== Short task ==
Reproduce the records below exactly as they appear.

+++ Dataset records

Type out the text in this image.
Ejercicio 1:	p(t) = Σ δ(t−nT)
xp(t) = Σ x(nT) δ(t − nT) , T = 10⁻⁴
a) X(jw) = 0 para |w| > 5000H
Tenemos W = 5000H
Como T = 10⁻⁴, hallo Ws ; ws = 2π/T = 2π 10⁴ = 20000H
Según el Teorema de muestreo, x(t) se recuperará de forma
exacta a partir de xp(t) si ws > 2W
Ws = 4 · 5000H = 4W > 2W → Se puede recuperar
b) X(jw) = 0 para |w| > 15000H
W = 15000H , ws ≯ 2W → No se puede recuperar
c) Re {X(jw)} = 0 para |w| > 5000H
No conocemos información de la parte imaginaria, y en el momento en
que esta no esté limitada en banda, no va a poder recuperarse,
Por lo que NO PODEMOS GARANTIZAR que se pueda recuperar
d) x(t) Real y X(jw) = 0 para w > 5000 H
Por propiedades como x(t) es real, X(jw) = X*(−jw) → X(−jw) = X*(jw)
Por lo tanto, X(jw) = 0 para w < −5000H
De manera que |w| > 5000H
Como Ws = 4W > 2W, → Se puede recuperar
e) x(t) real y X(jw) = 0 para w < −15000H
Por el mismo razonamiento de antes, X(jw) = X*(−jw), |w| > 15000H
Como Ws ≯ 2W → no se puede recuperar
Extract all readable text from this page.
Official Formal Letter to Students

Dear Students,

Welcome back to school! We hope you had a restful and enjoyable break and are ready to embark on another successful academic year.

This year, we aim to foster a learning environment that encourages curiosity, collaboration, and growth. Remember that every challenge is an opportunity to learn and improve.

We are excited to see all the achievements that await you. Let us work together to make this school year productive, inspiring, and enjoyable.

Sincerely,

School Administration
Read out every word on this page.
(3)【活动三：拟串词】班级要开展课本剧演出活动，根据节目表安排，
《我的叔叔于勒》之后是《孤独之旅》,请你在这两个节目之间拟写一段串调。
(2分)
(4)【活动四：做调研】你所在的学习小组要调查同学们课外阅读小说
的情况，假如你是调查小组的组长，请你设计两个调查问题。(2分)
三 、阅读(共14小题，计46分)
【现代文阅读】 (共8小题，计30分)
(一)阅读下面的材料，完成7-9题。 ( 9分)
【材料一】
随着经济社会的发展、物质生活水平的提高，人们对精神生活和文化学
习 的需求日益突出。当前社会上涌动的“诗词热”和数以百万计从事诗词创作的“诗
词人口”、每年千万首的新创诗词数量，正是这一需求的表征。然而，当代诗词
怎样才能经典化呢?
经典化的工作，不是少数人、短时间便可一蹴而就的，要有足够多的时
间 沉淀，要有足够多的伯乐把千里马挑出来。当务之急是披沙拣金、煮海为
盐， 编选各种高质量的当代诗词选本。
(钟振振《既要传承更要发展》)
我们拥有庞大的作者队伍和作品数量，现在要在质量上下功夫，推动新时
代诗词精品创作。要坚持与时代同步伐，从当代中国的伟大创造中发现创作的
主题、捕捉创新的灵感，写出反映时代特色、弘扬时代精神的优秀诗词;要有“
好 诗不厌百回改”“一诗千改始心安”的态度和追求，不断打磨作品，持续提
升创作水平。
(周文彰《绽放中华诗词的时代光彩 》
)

++++++

== Expected answer ==
Type out the text in this image.
Ejercicio 1:	p(t) = Σ δ(t−nT)
xp(t) = Σ x(nT) δ(t − nT) , T = 10⁻⁴
a) X(jw) = 0 para |w| > 5000H
Tenemos W = 5000H
Como T = 10⁻⁴, hallo Ws ; ws = 2π/T = 2π 10⁴ = 20000H
Según el Teorema de muestreo, x(t) se recuperará de forma
exacta a partir de xp(t) si ws > 2W
Ws = 4 · 5000H = 4W > 2W → Se puede recuperar
b) X(jw) = 0 para |w| > 15000H
W = 15000H , ws ≯ 2W → No se puede recuperar
c) Re {X(jw)} = 0 para |w| > 5000H
No conocemos información de la parte imaginaria, y en el momento en
que esta no esté limitada en banda, no va a poder recuperarse,
Por lo que NO PODEMOS GARANTIZAR que se pueda recuperar
d) x(t) Real y X(jw) = 0 para w > 5000 H
Por propiedades como x(t) es real, X(jw) = X*(−jw) → X(−jw) = X*(jw)
Por lo tanto, X(jw) = 0 para w < −5000H
De manera que |w| > 5000H
Como Ws = 4W > 2W, → Se puede recuperar
e) x(t) real y X(jw) = 0 para w < −15000H
Por el mismo razonamiento de antes, X(jw) = X*(−jw), |w| > 15000H
Como Ws ≯ 2W → no se puede recuperar
Extract all readable text from this page.
Official Formal Letter to Students

Dear Students,

Welcome back to school! We hope you had a restful and enjoyable break and are ready to embark on another successful academic year.

This year, we aim to foster a learning environment that encourages curiosity, collaboration, and growth. Remember that every challenge is an opportunity to learn and improve.

We are excited to see all the achievements that await you. Let us work together to make this school year productive, inspiring, and enjoyable.

Sincerely,

School Administration
Read out every word on this page.
(3)【活动三：拟串词】班级要开展课本剧演出活动，根据节目表安排，
《我的叔叔于勒》之后是《孤独之旅》,请你在这两个节目之间拟写一段串调。
(2分)
(4)【活动四：做调研】你所在的学习小组要调查同学们课外阅读小说
的情况，假如你是调查小组的组长，请你设计两个调查问题。(2分)
三 、阅读(共14小题，计46分)
【现代文阅读】 (共8小题，计30分)
(一)阅读下面的材料，完成7-9题。 ( 9分)
【材料一】
随着经济社会的发展、物质生活水平的提高，人们对精神生活和文化学
习 的需求日益突出。当前社会上涌动的“诗词热”和数以百万计从事诗词创作的“诗
词人口”、每年千万首的新创诗词数量，正是这一需求的表征。然而，当代诗词
怎样才能经典化呢?
经典化的工作，不是少数人、短时间便可一蹴而就的，要有足够多的时
间 沉淀，要有足够多的伯乐把千里马挑出来。当务之急是披沙拣金、煮海为
盐， 编选各种高质量的当代诗词选本。
(钟振振《既要传承更要发展》)
我们拥有庞大的作者队伍和作品数量，现在要在质量上下功夫，推动新时
代诗词精品创作。要坚持与时代同步伐，从当代中国的伟大创造中发现创作的
主题、捕捉创新的灵感，写出反映时代特色、弘扬时代精神的优秀诗词;要有“
好 诗不厌百回改”“一诗千改始心安”的态度和追求，不断打磨作品，持续提
升创作水平。
(周文彰《绽放中华诗词的时代光彩 》
)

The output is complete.